*CHALLENGE*
Update the passage on Anarchism between "Yet each time, as" and "said, without America.", inclusive, so that "gendarmerie" reads "police" wherever it appears, and give that stretch in full.

Authors: Barbara Tuchman
There was an inherent paradox within the body of Anarchism that frustrated progress. Anarchism rejected the political party, which Proudhon had called a mere “variety of absolutism”; yet to bring about a revolution it was necessary to submit to authority, organization and discipline. Whenever Anarchists met to prepare a program, this terrible necessity rose up to face them. Loyal to their Idea, they rejected it. Revolution would burst from the masses spontaneously. All that was needed was the Idea—and a spark.
Each strike or bread riot or local uprising the Anarchist hoped—and the capitalist feared—might be the spark. Mme Hennebau, the manager’s wife in Zola’s
Germinal
, watching the march of the striking miners under the bloody gleam of the setting sun, saw “the red vision of revolution that on some sombre evening at the end of the century would carry everything away. Yes, on that evening the people, unbridled at last, would make the blood of the middle class flow,… in a thunder of boots the same terrible troop, with their dirty skins and tainted breath, would sweep away the old world.… Fires would flame, there would be nothing left, not a
sou
of the great fortunes, not a title deed of acquired properties.”
Yet each time, as when Zola’s miners faced the guns of the gendarmerie, the spark was stamped out. The magic moment when the masses would awaken to their wants and their power did not come. The Paris Commune flared and died in 1871 and failed to signal a general insurrection. “We reckoned without the masses who did not want to be roused to passion for their own freedom,” wrote Bakunin, disillusioned, to his wife. “This passion being absent what good did it do us to have been right theoretically? We were powerless.” He despaired of saving the world and died, disillusioned, in 1876, a Columbus, as Alexander Herzen said, without America.
Meanwhile in his native land his ideas took root in the Narodniki, or Populists, otherwise the Party of the People’s Will, founded in 1879. Because of communal use of land peculiar to the Russian peasant, reformers worshipped the peasant as a natural Socialist who needed only the appearance of a Messiah to be awakened from his lethargy and impelled upon the march to revolution. The bomb was to be the Messiah. “Terrorist activity,” stated the Narodniki program, “consisting in destroying the most harmful person in government, aims to undermine the prestige of the government and arouse in this manner the revolutionary spirit of the people and their confidence in the success of the cause.”
In 1881 the Narodniki struck a blow that startled the world: they assassinated the Czar, Alexander II. It was a triumphant coup, equal, they imagined, to the battering down of the Bastille. It would shout aloud their protest, summon the oppressed and terrorize the oppressors. Instead it ushered in reaction. The dead Czar, whose crown may have been the symbol of autocracy but who in person was the “Liberator” of the serfs, was mourned by the peasants, who believed “the gentry had murdered the Czar to get back the land.” His ministers opened a campaign of savage repression, the public, abandoning all thoughts of reform, acquiesced, and the revolutionary movement, “broken and demoralized, withdrew into the conspirators’ cellar.” There Anarchism’s first period came to an end.

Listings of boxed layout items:

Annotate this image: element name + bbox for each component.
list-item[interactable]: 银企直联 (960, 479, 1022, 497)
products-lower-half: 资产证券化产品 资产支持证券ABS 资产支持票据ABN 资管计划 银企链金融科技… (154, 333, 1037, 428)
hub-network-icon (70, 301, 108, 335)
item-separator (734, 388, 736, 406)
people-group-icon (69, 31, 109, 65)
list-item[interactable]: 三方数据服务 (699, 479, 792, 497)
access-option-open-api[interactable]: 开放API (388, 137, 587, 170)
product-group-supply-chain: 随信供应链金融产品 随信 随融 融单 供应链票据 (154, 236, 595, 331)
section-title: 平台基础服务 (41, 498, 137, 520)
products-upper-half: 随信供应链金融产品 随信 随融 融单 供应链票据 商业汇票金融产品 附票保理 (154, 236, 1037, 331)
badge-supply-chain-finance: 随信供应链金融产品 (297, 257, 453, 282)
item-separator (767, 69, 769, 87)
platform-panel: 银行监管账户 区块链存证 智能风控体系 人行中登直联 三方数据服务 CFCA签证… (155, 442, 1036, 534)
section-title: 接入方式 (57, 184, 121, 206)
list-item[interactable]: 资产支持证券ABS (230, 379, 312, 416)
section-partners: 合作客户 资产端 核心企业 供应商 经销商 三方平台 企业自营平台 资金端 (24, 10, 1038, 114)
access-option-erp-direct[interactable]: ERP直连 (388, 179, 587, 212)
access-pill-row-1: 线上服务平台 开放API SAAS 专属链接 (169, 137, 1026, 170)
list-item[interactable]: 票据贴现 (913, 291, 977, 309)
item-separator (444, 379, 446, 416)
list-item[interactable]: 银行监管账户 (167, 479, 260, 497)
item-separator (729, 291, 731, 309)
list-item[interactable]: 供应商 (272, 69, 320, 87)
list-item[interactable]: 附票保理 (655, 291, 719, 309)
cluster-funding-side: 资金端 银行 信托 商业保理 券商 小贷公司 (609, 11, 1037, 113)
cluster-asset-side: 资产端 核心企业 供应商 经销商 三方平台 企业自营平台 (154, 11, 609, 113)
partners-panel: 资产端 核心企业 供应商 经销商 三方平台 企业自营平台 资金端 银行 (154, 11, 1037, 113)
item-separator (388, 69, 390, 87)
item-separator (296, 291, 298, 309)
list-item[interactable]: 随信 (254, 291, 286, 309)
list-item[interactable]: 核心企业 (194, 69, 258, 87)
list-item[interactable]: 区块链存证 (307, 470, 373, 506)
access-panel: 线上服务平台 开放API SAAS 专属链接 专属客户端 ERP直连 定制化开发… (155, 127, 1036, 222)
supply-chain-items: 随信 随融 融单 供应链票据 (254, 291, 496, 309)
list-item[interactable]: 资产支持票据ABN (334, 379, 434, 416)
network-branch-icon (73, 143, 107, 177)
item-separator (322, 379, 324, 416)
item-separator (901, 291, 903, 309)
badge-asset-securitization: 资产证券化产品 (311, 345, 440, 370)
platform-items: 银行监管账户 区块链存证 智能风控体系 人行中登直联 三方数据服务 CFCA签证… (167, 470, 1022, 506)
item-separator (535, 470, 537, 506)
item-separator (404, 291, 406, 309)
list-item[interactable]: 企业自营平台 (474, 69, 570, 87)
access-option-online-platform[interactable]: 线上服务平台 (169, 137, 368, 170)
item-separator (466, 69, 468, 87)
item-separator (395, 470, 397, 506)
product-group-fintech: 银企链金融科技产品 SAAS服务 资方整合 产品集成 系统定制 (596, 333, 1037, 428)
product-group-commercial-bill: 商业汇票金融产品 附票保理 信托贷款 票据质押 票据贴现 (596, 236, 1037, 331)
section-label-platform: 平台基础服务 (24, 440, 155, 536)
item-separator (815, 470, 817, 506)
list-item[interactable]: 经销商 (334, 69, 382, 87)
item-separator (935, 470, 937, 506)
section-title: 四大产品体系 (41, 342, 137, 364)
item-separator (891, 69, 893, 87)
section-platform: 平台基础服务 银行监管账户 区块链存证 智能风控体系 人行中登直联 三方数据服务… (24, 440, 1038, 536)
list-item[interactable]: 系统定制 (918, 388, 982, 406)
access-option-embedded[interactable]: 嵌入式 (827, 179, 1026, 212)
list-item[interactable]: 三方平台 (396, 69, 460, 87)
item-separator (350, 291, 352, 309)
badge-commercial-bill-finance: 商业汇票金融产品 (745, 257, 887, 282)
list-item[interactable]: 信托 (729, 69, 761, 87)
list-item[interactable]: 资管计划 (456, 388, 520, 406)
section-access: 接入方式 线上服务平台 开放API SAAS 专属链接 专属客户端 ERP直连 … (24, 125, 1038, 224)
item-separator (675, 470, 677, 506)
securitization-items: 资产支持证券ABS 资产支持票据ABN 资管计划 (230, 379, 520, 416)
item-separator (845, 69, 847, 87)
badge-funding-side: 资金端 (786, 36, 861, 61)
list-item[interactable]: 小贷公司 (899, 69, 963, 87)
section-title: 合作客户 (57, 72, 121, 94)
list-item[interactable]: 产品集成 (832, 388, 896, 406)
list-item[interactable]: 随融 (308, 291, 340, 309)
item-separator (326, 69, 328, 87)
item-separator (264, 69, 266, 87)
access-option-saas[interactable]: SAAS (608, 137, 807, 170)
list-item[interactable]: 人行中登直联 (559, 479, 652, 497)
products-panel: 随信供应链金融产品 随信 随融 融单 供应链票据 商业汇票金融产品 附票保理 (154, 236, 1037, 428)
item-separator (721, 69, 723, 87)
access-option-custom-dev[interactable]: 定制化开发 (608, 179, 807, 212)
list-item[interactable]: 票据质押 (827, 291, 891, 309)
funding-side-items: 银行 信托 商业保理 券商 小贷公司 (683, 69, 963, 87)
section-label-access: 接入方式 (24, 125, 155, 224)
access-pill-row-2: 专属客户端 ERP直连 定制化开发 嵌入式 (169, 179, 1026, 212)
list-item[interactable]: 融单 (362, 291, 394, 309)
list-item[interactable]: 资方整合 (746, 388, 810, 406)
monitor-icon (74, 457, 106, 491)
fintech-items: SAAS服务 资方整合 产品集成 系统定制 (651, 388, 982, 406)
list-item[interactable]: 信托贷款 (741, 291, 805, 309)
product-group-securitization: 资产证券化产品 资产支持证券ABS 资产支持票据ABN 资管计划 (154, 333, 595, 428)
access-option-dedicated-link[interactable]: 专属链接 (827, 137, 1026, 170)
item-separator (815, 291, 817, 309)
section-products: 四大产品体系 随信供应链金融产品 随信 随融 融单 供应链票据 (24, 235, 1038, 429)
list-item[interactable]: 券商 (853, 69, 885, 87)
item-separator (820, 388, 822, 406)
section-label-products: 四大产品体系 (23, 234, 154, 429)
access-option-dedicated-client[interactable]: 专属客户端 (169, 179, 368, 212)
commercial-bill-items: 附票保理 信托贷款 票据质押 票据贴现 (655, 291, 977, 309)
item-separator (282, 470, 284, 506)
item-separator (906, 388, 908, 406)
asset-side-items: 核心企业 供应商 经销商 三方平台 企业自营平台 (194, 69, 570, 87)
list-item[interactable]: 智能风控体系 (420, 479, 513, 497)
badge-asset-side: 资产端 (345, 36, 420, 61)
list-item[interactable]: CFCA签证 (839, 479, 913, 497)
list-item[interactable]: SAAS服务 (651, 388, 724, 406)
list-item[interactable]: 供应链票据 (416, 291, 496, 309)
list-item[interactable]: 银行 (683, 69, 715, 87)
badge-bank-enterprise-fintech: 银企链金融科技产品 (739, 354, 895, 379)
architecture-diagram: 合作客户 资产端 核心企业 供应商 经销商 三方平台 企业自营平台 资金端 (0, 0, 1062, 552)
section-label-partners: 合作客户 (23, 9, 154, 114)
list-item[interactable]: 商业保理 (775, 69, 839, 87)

*OUTPUT OF THE EXERCISE*
Yet each time, as when Zola’s miners faced the guns of the police, the spark was stamped out. The magic moment when the masses would awaken to their wants and their power did not come. The Paris Commune flared and died in 1871 and failed to signal a general insurrection. “We reckoned without the masses who did not want to be roused to passion for their own freedom,” wrote Bakunin, disillusioned, to his wife. “This passion being absent what good did it do us to have been right theoretically? We were powerless.” He despaired of saving the world and died, disillusioned, in 1876, a Columbus, as Alexander Herzen said, without America.